→ STATED GOAL: Every entry must be copied word for word.

→ PROVIDED ENTRIES:
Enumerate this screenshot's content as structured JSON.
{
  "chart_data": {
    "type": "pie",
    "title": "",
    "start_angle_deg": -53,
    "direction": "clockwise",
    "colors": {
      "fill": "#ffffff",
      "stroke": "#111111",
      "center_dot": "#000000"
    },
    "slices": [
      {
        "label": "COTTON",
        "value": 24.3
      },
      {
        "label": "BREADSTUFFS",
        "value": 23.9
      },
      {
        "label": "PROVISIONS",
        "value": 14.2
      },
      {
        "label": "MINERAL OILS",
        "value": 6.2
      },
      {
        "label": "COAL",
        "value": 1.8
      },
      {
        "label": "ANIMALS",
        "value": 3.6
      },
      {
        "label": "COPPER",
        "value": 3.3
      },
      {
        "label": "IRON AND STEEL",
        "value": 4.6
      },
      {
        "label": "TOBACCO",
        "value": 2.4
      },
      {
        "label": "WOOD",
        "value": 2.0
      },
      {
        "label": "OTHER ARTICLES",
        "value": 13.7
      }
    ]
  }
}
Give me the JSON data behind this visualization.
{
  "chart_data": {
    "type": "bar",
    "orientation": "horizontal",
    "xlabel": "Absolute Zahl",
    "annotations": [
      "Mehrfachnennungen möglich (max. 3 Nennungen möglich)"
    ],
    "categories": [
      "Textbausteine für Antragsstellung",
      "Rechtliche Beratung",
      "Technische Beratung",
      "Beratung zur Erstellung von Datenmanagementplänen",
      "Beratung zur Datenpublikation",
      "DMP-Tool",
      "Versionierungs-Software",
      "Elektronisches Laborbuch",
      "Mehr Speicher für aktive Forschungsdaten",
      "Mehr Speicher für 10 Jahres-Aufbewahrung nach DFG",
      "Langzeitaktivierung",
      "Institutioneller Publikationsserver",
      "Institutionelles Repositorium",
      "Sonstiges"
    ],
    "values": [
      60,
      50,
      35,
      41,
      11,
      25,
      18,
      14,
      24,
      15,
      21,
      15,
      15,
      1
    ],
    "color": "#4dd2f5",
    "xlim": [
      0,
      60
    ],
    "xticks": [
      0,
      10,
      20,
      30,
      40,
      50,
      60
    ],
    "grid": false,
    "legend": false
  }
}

→ SOLUTION TO THIS TASK:
Enumerate this screenshot's content as structured JSON.
{
  "chart_data": {
    "type": "pie",
    "title": "",
    "start_angle_deg": -53,
    "direction": "clockwise",
    "colors": {
      "fill": "#ffffff",
      "stroke": "#111111",
      "center_dot": "#000000"
    },
    "slices": [
      {
        "label": "COTTON",
        "value": 24.3
      },
      {
        "label": "BREADSTUFFS",
        "value": 23.9
      },
      {
        "label": "PROVISIONS",
        "value": 14.2
      },
      {
        "label": "MINERAL OILS",
        "value": 6.2
      },
      {
        "label": "COAL",
        "value": 1.8
      },
      {
        "label": "ANIMALS",
        "value": 3.6
      },
      {
        "label": "COPPER",
        "value": 3.3
      },
      {
        "label": "IRON AND STEEL",
        "value": 4.6
      },
      {
        "label": "TOBACCO",
        "value": 2.4
      },
      {
        "label": "WOOD",
        "value": 2.0
      },
      {
        "label": "OTHER ARTICLES",
        "value": 13.7
      }
    ]
  }
}
Give me the JSON data behind this visualization.
{
  "chart_data": {
    "type": "bar",
    "orientation": "horizontal",
    "xlabel": "Absolute Zahl",
    "annotations": [
      "Mehrfachnennungen möglich (max. 3 Nennungen möglich)"
    ],
    "categories": [
      "Textbausteine für Antragsstellung",
      "Rechtliche Beratung",
      "Technische Beratung",
      "Beratung zur Erstellung von Datenmanagementplänen",
      "Beratung zur Datenpublikation",
      "DMP-Tool",
      "Versionierungs-Software",
      "Elektronisches Laborbuch",
      "Mehr Speicher für aktive Forschungsdaten",
      "Mehr Speicher für 10 Jahres-Aufbewahrung nach DFG",
      "Langzeitaktivierung",
      "Institutioneller Publikationsserver",
      "Institutionelles Repositorium",
      "Sonstiges"
    ],
    "values": [
      60,
      50,
      35,
      41,
      11,
      25,
      18,
      14,
      24,
      15,
      21,
      15,
      15,
      1
    ],
    "color": "#4dd2f5",
    "xlim": [
      0,
      60
    ],
    "xticks": [
      0,
      10,
      20,
      30,
      40,
      50,
      60
    ],
    "grid": false,
    "legend": false
  }
}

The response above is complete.